AIM OF THE TASK: Leave out the pictures and repeat every record exactly.

[Dataset rows]

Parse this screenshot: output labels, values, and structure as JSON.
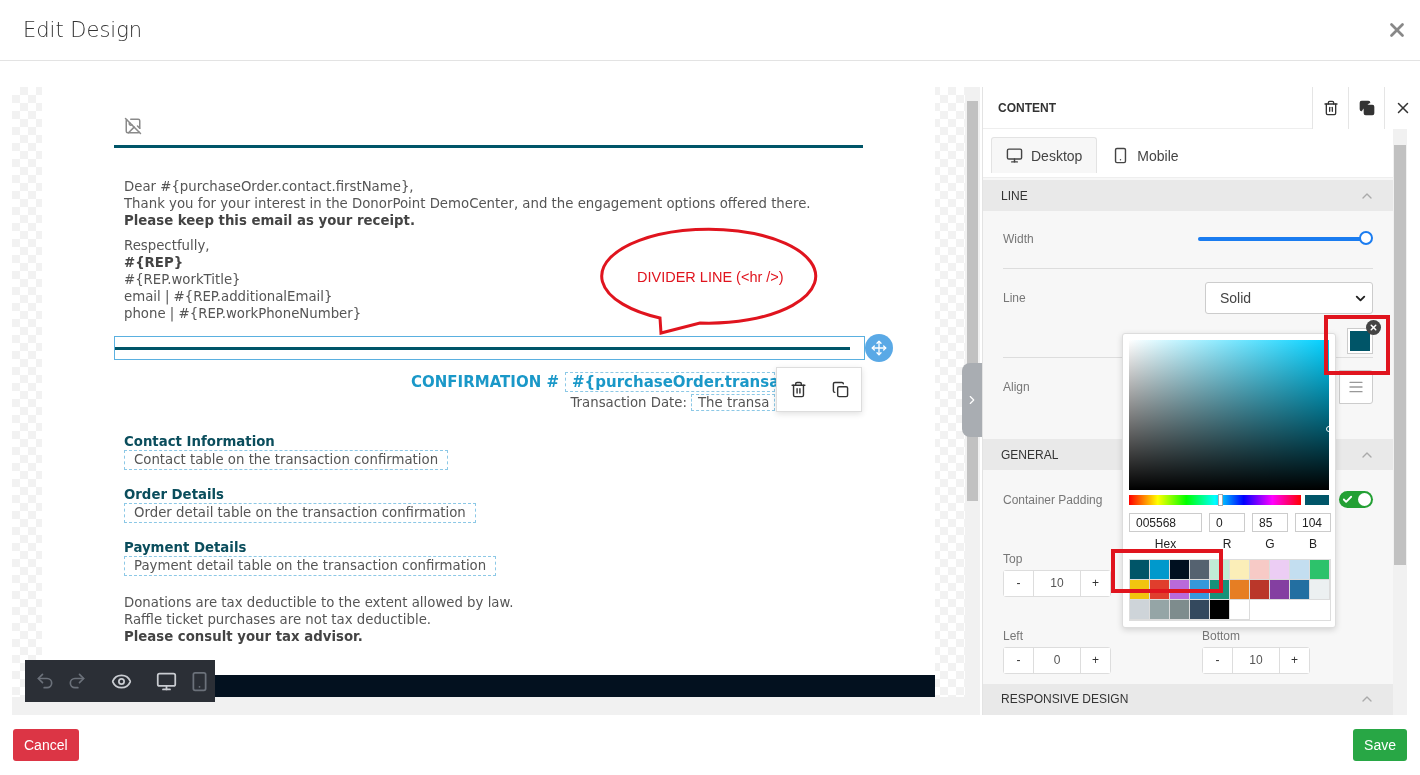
{
  "dialog": {
    "title": "Edit Design"
  },
  "email": {
    "greeting": [
      {
        "text": "Dear #{purchaseOrder.contact.firstName},",
        "bold": false
      },
      {
        "text": "Thank you for your interest in the DonorPoint DemoCenter, and the engagement options offered there.",
        "bold": false
      },
      {
        "text": "Please keep this email as your receipt.",
        "bold": true
      }
    ],
    "signature": [
      {
        "text": "Respectfully,",
        "bold": false
      },
      {
        "text": "#{REP}",
        "bold": true
      },
      {
        "text": "#{REP.workTitle}",
        "bold": false
      },
      {
        "text": "email | #{REP.additionalEmail}",
        "bold": false
      },
      {
        "text": "phone | #{REP.workPhoneNumber}",
        "bold": false
      }
    ],
    "confirmation": {
      "label": "CONFIRMATION #",
      "value": "#{purchaseOrder.transa",
      "date_label": "Transaction Date:",
      "date_value": "The transa"
    },
    "sections": [
      {
        "heading": "Contact Information",
        "merge_field": "Contact table on the transaction confirmation"
      },
      {
        "heading": "Order Details",
        "merge_field": "Order detail table on the transaction confirmation"
      },
      {
        "heading": "Payment Details",
        "merge_field": "Payment detail table on the transaction confirmation"
      }
    ],
    "disclaimer": [
      {
        "text": "Donations are tax deductible to the extent allowed by law.",
        "bold": false
      },
      {
        "text": "Raffle ticket purchases are not tax deductible.",
        "bold": false
      },
      {
        "text": "Please consult your tax advisor.",
        "bold": true
      }
    ]
  },
  "annotation": {
    "text": "DIVIDER LINE (<hr />)"
  },
  "panel": {
    "title": "CONTENT",
    "tabs": [
      {
        "label": "Desktop",
        "kind": "desktop",
        "selected": true
      },
      {
        "label": "Mobile",
        "kind": "mobile",
        "selected": false
      }
    ],
    "line_section": {
      "title": "LINE",
      "expanded": true,
      "width_label": "Width",
      "width": {
        "level": 1
      },
      "line_label": "Line",
      "line_style": "Solid",
      "align_label": "Align"
    },
    "general_section": {
      "title": "GENERAL",
      "expanded": true,
      "padding_label": "Container Padding",
      "padding_on": true,
      "minus": "-",
      "plus": "+",
      "fields": [
        {
          "label": "Top",
          "value": "10"
        },
        {
          "label": "Left",
          "value": "0"
        },
        {
          "label": "Bottom",
          "value": "10"
        }
      ]
    },
    "responsive_section": {
      "title": "RESPONSIVE DESIGN",
      "expanded": true
    }
  },
  "color_picker": {
    "hex": "005568",
    "r": "0",
    "g": "85",
    "b": "104",
    "hue": {
      "level": 0.53
    },
    "labels": [
      "Hex",
      "R",
      "G",
      "B"
    ],
    "swatches": [
      {
        "color": "#005568"
      },
      {
        "color": "#0099cc"
      },
      {
        "color": "#001020"
      },
      {
        "color": "#556270"
      },
      {
        "color": "#c0ecd5"
      },
      {
        "color": "#fbeeb8"
      },
      {
        "color": "#f7cac6"
      },
      {
        "color": "#eccdf4"
      },
      {
        "color": "#c3def0"
      },
      {
        "color": "#2dc26b"
      },
      {
        "color": "#f1c40f"
      },
      {
        "color": "#e03e2d"
      },
      {
        "color": "#b96ad9"
      },
      {
        "color": "#3598db"
      },
      {
        "color": "#169179"
      },
      {
        "color": "#e67e23"
      },
      {
        "color": "#ba372a"
      },
      {
        "color": "#843fa1"
      },
      {
        "color": "#236fa1"
      },
      {
        "color": "#ecf0f1"
      },
      {
        "color": "#ced4d9"
      },
      {
        "color": "#95a5a6"
      },
      {
        "color": "#7e8c8d"
      },
      {
        "color": "#34495e"
      },
      {
        "color": "#000000"
      },
      {
        "color": "#ffffff"
      }
    ]
  },
  "footer": {
    "cancel": "Cancel",
    "save": "Save"
  }
}
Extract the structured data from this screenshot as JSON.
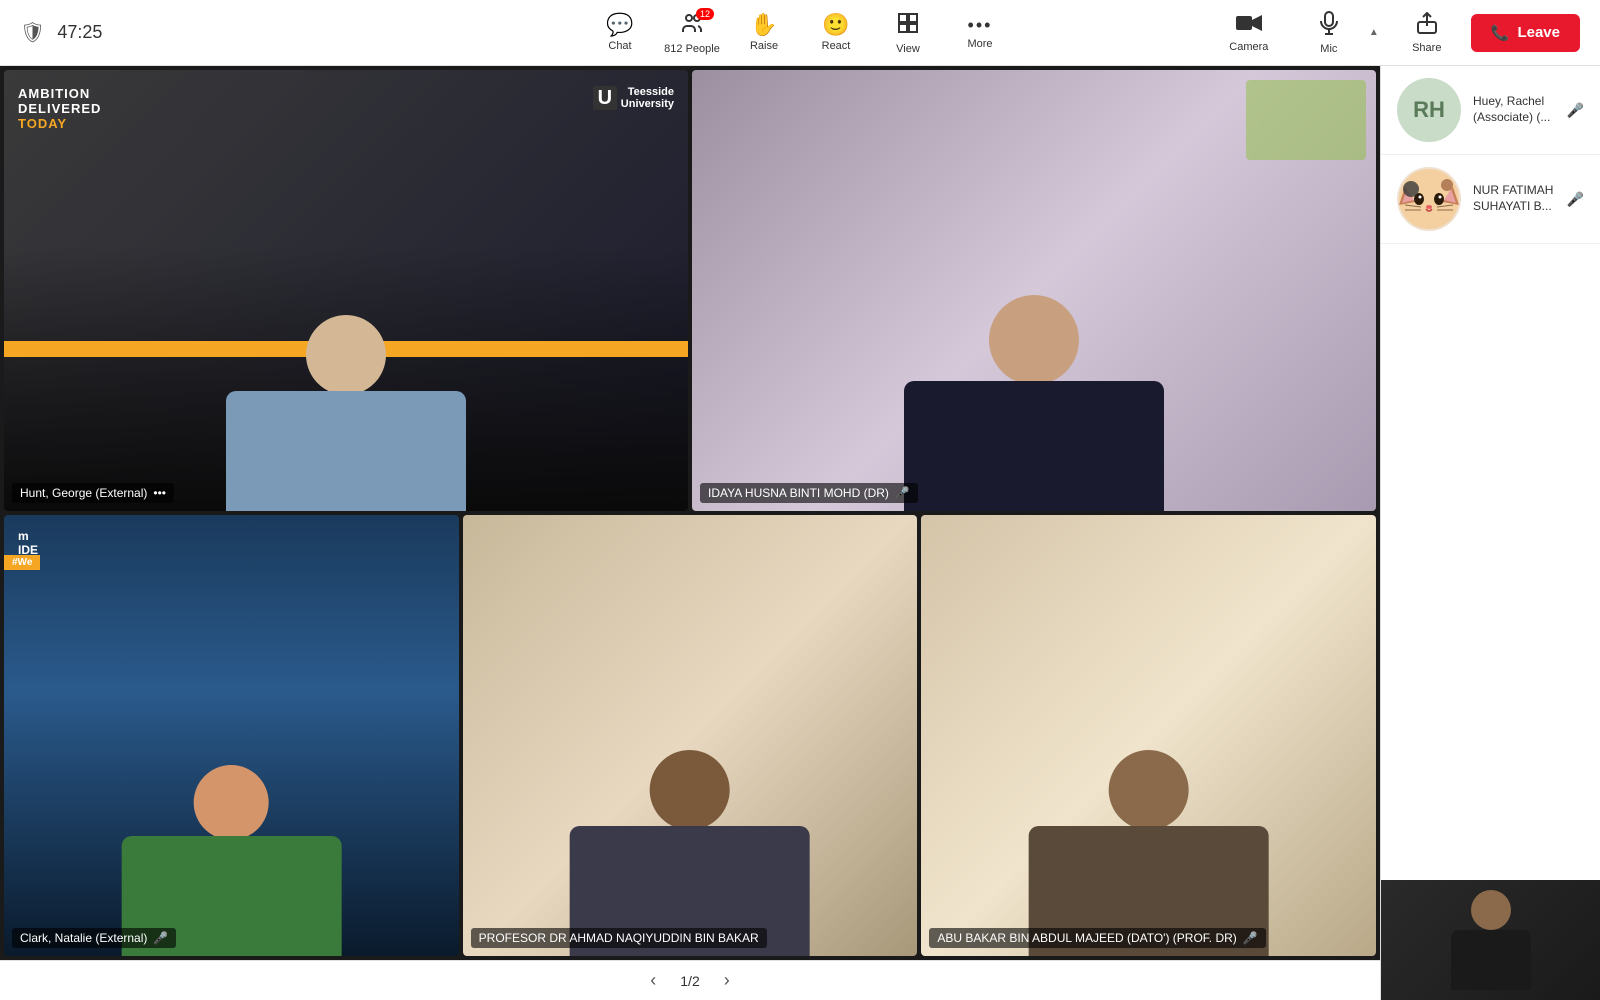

ANSWER FOR THIS EXERCISE:
Parse this screenshot: output labels, values, and structure as JSON.
{
  "dialog": {
    "title": "Edit Design"
  },
  "email": {
    "greeting": [
      {
        "text": "Dear #{purchaseOrder.contact.firstName},",
        "bold": false
      },
      {
        "text": "Thank you for your interest in the DonorPoint DemoCenter, and the engagement options offered there.",
        "bold": false
      },
      {
        "text": "Please keep this email as your receipt.",
        "bold": true
      }
    ],
    "signature": [
      {
        "text": "Respectfully,",
        "bold": false
      },
      {
        "text": "#{REP}",
        "bold": true
      },
      {
        "text": "#{REP.workTitle}",
        "bold": false
      },
      {
        "text": "email | #{REP.additionalEmail}",
        "bold": false
      },
      {
        "text": "phone | #{REP.workPhoneNumber}",
        "bold": false
      }
    ],
    "confirmation": {
      "label": "CONFIRMATION #",
      "value": "#{purchaseOrder.transa",
      "date_label": "Transaction Date:",
      "date_value": "The transa"
    },
    "sections": [
      {
        "heading": "Contact Information",
        "merge_field": "Contact table on the transaction confirmation"
      },
      {
        "heading": "Order Details",
        "merge_field": "Order detail table on the transaction confirmation"
      },
      {
        "heading": "Payment Details",
        "merge_field": "Payment detail table on the transaction confirmation"
      }
    ],
    "disclaimer": [
      {
        "text": "Donations are tax deductible to the extent allowed by law.",
        "bold": false
      },
      {
        "text": "Raffle ticket purchases are not tax deductible.",
        "bold": false
      },
      {
        "text": "Please consult your tax advisor.",
        "bold": true
      }
    ]
  },
  "annotation": {
    "text": "DIVIDER LINE (<hr />)"
  },
  "panel": {
    "title": "CONTENT",
    "tabs": [
      {
        "label": "Desktop",
        "kind": "desktop",
        "selected": true
      },
      {
        "label": "Mobile",
        "kind": "mobile",
        "selected": false
      }
    ],
    "line_section": {
      "title": "LINE",
      "expanded": true,
      "width_label": "Width",
      "width": {
        "level": 1
      },
      "line_label": "Line",
      "line_style": "Solid",
      "align_label": "Align"
    },
    "general_section": {
      "title": "GENERAL",
      "expanded": true,
      "padding_label": "Container Padding",
      "padding_on": true,
      "minus": "-",
      "plus": "+",
      "fields": [
        {
          "label": "Top",
          "value": "10"
        },
        {
          "label": "Left",
          "value": "0"
        },
        {
          "label": "Bottom",
          "value": "10"
        }
      ]
    },
    "responsive_section": {
      "title": "RESPONSIVE DESIGN",
      "expanded": true
    }
  },
  "color_picker": {
    "hex": "005568",
    "r": "0",
    "g": "85",
    "b": "104",
    "hue": {
      "level": 0.53
    },
    "labels": [
      "Hex",
      "R",
      "G",
      "B"
    ],
    "swatches": [
      {
        "color": "#005568"
      },
      {
        "color": "#0099cc"
      },
      {
        "color": "#001020"
      },
      {
        "color": "#556270"
      },
      {
        "color": "#c0ecd5"
      },
      {
        "color": "#fbeeb8"
      },
      {
        "color": "#f7cac6"
      },
      {
        "color": "#eccdf4"
      },
      {
        "color": "#c3def0"
      },
      {
        "color": "#2dc26b"
      },
      {
        "color": "#f1c40f"
      },
      {
        "color": "#e03e2d"
      },
      {
        "color": "#b96ad9"
      },
      {
        "color": "#3598db"
      },
      {
        "color": "#169179"
      },
      {
        "color": "#e67e23"
      },
      {
        "color": "#ba372a"
      },
      {
        "color": "#843fa1"
      },
      {
        "color": "#236fa1"
      },
      {
        "color": "#ecf0f1"
      },
      {
        "color": "#ced4d9"
      },
      {
        "color": "#95a5a6"
      },
      {
        "color": "#7e8c8d"
      },
      {
        "color": "#34495e"
      },
      {
        "color": "#000000"
      },
      {
        "color": "#ffffff"
      }
    ]
  },
  "footer": {
    "cancel": "Cancel",
    "save": "Save"
  }
}
Extract the structured data from this screenshot as JSON.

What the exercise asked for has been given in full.